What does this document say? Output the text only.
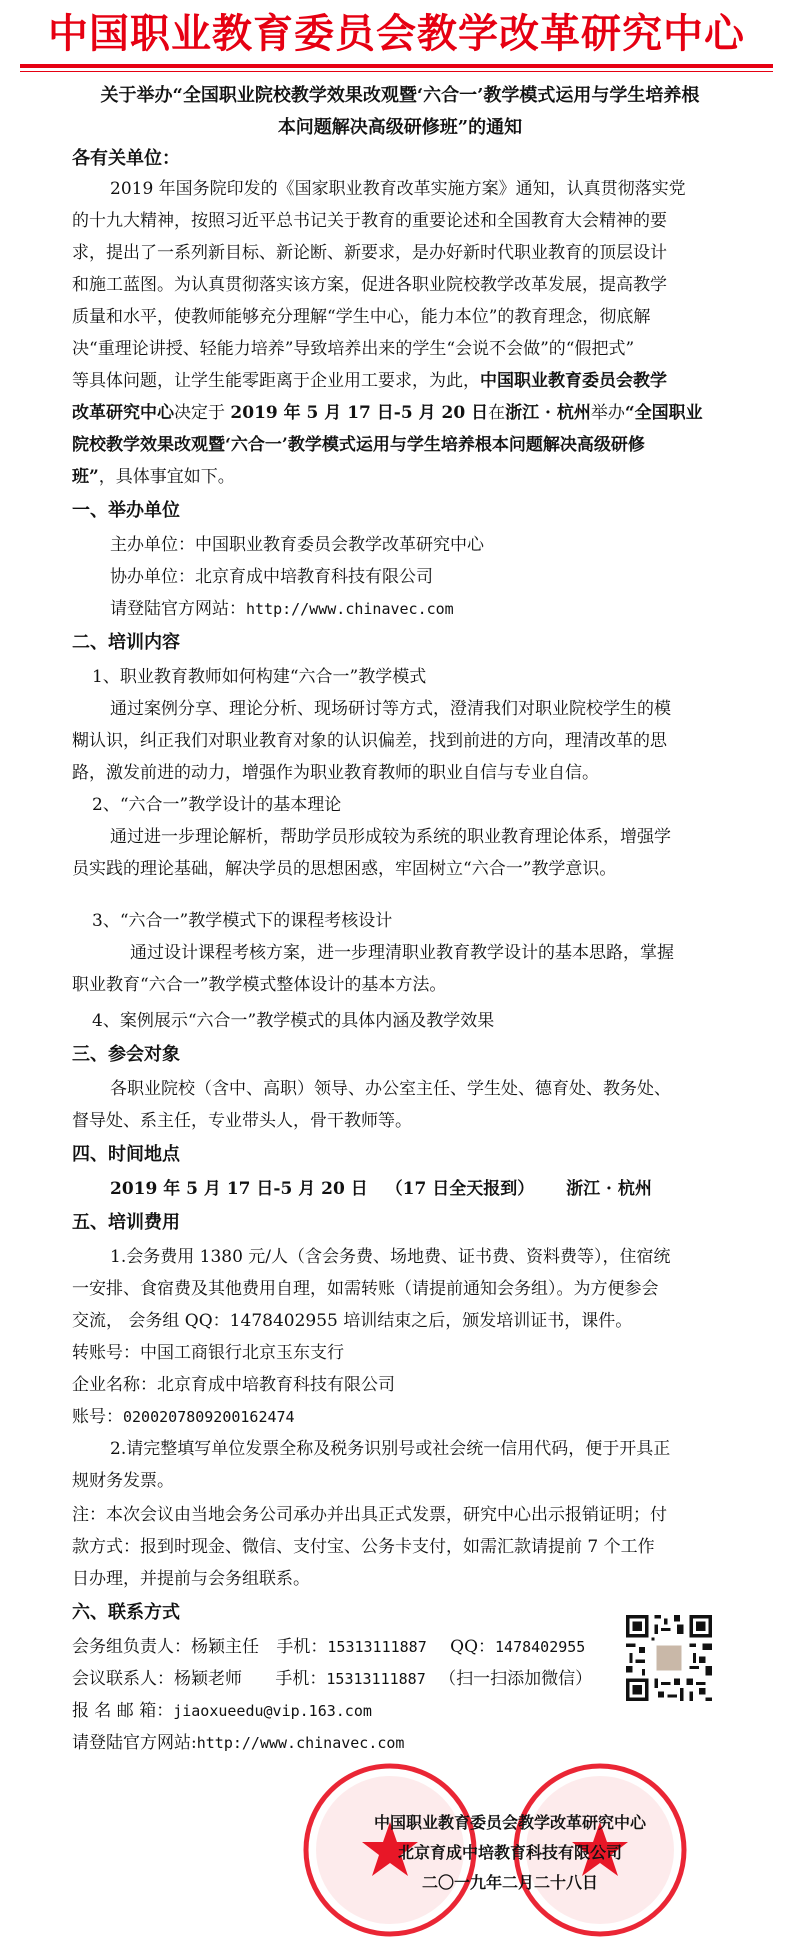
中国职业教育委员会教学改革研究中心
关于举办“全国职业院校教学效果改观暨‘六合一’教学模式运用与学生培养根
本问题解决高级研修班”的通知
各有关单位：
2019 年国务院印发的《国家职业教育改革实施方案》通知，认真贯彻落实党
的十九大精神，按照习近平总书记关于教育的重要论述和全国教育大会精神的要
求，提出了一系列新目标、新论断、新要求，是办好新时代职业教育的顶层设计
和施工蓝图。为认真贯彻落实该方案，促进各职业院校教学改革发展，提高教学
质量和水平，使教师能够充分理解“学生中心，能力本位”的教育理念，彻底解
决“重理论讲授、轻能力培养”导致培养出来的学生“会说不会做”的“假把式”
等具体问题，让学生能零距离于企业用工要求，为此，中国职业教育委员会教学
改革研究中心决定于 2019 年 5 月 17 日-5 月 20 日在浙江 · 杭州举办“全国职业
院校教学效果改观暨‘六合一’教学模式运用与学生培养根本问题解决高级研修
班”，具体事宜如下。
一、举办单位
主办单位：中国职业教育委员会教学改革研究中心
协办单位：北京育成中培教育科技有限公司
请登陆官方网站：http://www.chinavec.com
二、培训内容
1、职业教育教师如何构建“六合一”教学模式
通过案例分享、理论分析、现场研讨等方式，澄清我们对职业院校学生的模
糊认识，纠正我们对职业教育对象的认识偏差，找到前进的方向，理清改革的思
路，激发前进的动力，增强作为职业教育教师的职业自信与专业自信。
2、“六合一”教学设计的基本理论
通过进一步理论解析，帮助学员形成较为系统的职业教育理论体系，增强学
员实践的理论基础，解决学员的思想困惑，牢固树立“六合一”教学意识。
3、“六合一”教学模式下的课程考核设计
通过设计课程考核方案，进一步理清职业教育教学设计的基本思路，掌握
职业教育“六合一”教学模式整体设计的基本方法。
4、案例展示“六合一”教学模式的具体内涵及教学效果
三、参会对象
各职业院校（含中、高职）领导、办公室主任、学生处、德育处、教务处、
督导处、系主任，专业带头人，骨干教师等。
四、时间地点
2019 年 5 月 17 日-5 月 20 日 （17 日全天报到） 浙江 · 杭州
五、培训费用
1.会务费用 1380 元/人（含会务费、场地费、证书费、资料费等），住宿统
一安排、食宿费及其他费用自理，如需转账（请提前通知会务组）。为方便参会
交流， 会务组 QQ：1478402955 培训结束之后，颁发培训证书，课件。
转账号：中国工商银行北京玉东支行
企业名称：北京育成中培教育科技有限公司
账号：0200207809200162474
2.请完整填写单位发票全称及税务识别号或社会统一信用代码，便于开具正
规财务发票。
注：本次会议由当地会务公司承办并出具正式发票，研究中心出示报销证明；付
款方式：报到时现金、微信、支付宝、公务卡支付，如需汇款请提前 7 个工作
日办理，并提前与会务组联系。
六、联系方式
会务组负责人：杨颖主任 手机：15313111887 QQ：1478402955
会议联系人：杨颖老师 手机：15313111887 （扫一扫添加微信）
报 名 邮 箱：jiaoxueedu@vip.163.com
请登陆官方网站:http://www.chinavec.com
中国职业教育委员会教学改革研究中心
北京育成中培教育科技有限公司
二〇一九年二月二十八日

...

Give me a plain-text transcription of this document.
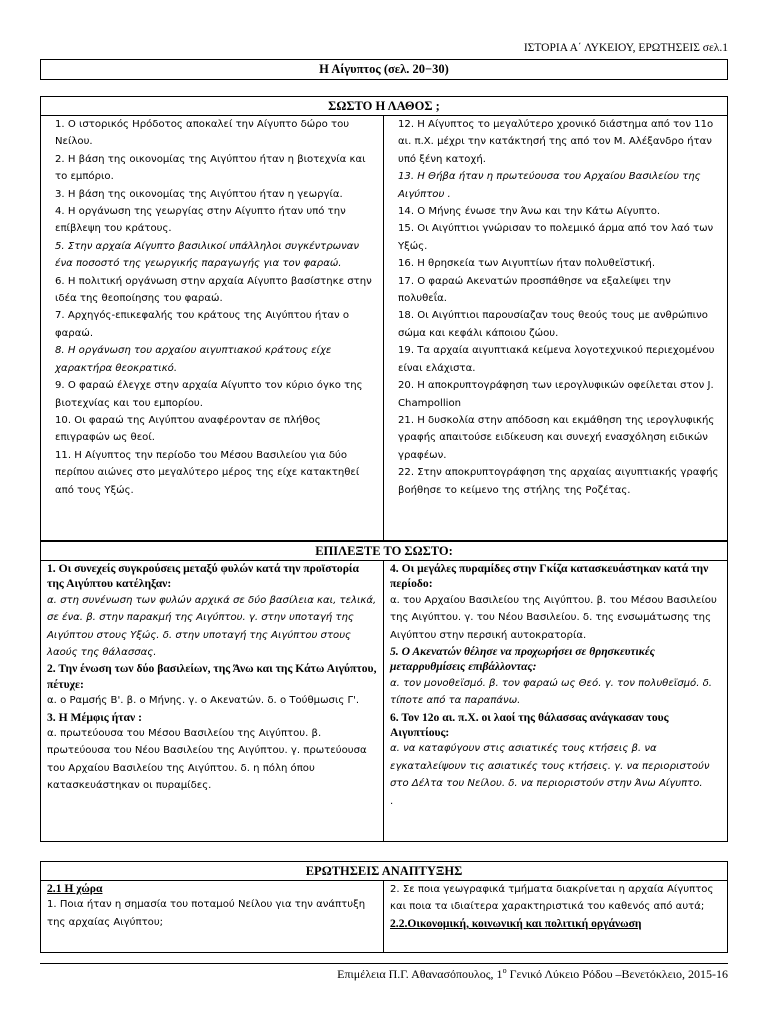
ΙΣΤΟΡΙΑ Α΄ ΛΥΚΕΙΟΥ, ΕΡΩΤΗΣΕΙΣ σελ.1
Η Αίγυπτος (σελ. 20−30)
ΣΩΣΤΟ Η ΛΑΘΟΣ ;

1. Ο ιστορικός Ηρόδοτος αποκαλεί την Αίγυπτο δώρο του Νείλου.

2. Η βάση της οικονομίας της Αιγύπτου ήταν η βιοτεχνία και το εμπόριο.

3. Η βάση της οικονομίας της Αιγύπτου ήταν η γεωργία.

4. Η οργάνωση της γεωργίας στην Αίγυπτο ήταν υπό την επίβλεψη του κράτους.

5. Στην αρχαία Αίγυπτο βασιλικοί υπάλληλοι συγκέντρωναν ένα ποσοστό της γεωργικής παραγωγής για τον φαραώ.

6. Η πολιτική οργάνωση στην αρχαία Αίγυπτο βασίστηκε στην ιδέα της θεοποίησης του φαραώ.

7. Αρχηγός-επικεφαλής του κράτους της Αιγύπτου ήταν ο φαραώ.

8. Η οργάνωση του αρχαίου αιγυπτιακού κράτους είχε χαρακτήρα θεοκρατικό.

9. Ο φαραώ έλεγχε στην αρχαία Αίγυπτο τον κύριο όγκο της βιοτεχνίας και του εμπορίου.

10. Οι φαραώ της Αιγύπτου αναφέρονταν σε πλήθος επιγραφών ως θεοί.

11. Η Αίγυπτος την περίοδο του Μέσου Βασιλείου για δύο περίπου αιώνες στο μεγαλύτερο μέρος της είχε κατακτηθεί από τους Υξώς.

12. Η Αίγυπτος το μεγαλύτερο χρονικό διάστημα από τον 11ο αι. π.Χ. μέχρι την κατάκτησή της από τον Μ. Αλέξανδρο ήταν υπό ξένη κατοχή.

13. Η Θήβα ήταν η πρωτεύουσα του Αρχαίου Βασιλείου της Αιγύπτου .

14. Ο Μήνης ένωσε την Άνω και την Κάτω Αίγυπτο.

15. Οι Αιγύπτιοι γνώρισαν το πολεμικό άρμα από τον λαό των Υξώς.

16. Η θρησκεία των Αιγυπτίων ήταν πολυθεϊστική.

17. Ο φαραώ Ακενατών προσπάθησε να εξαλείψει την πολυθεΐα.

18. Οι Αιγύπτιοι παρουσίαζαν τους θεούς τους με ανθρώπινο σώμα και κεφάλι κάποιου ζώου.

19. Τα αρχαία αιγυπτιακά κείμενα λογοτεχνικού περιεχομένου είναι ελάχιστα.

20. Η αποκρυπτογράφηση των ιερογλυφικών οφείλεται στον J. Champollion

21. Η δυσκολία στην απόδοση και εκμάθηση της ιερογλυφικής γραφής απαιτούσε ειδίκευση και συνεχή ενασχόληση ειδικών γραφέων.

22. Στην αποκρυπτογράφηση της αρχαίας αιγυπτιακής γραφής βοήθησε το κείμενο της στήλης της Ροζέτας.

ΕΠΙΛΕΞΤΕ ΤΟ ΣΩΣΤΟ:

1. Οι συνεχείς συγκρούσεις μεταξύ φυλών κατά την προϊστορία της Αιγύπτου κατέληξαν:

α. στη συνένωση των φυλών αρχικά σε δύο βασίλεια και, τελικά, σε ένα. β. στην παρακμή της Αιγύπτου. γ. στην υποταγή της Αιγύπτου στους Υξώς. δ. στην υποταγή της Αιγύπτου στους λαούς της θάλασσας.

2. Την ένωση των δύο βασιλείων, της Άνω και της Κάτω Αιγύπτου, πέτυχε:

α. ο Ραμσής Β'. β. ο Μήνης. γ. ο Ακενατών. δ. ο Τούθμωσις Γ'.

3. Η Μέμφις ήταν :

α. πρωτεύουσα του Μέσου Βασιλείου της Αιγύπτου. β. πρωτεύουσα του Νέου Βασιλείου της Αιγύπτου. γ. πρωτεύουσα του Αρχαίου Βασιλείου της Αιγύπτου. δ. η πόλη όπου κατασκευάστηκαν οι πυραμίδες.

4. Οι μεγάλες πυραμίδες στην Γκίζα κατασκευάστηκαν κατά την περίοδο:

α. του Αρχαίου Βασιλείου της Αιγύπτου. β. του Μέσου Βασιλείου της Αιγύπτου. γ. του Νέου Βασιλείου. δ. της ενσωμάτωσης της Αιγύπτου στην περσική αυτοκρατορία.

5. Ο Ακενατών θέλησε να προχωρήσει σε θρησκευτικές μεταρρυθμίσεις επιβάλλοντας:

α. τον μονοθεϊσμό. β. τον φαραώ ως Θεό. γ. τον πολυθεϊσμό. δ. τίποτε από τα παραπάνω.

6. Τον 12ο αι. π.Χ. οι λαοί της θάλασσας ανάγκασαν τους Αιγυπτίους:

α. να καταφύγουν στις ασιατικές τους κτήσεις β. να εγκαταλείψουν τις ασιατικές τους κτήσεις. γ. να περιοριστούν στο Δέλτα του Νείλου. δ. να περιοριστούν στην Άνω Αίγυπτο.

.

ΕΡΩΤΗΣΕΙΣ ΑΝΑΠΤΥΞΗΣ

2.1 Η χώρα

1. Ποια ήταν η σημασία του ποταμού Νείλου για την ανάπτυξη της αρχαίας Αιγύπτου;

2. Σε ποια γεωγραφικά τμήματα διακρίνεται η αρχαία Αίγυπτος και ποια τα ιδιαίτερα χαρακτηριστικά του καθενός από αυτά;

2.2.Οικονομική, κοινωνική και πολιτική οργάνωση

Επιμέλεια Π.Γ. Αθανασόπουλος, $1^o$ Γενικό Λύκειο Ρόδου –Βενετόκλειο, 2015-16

» **The task**
Scan the material for lines with the word "οικονομίας", and copy each line you find.

» **Complete output**
2. Η βάση της οικονομίας της Αιγύπτου ήταν η βιοτεχνία και το εμπόριο.
3. Η βάση της οικονομίας της Αιγύπτου ήταν η γεωργία.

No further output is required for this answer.